*What to produce*
Review the lines that follow and copy each one that contains the word "document".

(Part of a data file)
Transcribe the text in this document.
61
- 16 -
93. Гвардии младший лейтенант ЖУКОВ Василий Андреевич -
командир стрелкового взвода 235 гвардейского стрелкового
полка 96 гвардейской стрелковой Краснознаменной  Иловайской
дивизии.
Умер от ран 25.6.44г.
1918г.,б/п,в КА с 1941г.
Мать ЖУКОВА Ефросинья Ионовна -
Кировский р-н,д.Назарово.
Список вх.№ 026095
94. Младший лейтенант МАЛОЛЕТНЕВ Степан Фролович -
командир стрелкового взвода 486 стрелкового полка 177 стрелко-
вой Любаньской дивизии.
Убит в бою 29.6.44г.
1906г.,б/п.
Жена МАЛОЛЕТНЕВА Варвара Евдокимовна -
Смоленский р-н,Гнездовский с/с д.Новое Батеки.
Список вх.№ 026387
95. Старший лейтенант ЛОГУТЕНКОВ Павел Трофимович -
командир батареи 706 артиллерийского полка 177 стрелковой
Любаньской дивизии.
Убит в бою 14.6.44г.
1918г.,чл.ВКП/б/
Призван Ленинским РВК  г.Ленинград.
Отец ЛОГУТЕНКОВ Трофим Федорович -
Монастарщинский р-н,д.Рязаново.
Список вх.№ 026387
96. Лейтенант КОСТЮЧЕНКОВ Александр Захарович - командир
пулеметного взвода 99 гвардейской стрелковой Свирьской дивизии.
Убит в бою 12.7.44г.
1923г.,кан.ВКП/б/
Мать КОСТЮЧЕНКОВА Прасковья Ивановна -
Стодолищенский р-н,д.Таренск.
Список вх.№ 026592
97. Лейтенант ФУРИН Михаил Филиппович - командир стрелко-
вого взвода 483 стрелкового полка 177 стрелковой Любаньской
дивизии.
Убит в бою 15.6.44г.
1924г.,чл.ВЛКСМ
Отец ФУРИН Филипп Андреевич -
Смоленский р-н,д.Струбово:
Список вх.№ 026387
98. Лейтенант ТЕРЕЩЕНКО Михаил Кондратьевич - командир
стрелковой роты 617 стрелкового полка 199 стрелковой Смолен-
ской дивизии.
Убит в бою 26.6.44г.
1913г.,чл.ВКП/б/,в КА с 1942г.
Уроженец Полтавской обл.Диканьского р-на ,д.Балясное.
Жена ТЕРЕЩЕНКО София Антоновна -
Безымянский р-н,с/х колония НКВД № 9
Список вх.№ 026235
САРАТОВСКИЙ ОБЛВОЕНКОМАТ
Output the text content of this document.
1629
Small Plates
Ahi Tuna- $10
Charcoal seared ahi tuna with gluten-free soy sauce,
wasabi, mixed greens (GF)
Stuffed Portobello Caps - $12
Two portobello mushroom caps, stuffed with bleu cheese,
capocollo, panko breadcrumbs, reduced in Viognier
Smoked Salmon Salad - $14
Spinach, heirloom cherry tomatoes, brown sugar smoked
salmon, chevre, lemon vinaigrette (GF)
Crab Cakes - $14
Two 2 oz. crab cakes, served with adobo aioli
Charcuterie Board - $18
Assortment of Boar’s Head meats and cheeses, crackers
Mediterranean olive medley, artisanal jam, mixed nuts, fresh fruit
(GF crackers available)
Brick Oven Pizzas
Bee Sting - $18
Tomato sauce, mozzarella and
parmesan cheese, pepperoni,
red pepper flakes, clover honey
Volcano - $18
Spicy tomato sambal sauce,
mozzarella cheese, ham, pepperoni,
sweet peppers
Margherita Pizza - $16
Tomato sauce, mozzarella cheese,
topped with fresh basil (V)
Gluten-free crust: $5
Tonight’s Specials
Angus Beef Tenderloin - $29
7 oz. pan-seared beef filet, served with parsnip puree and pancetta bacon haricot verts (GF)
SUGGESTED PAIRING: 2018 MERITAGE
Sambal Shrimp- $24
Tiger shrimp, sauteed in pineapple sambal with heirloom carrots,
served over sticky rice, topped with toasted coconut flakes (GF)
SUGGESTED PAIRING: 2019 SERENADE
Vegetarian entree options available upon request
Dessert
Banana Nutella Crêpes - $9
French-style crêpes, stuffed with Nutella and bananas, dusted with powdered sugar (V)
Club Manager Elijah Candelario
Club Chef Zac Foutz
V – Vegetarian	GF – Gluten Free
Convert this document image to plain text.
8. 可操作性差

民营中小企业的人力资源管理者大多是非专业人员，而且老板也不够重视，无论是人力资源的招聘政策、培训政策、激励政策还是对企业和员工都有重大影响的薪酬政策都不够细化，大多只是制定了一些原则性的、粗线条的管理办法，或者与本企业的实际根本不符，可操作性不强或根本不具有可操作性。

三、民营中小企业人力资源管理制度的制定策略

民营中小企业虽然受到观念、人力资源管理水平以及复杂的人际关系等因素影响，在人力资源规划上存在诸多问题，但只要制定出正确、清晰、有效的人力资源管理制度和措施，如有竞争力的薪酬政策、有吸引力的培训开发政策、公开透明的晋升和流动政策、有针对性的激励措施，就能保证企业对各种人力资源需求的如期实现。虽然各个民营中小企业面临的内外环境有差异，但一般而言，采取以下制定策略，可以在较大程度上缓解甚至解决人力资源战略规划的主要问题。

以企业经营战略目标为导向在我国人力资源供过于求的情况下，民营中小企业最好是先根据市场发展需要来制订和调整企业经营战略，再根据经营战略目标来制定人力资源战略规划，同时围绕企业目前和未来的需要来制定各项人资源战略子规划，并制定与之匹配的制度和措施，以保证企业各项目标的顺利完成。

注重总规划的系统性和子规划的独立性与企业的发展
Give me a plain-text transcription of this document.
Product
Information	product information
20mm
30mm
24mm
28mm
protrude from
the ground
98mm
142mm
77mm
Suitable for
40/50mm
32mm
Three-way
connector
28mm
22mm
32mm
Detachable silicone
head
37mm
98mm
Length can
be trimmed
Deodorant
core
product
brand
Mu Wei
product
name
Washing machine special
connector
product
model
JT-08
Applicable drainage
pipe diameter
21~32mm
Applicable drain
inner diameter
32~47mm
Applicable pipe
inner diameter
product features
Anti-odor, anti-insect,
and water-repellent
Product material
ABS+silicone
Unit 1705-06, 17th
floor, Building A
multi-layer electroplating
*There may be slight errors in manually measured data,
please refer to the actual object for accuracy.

*Answer to the task*
Transcribe the text in this document.
Output the text content of this document.
Convert this document image to plain text.
Give me a plain-text transcription of this document.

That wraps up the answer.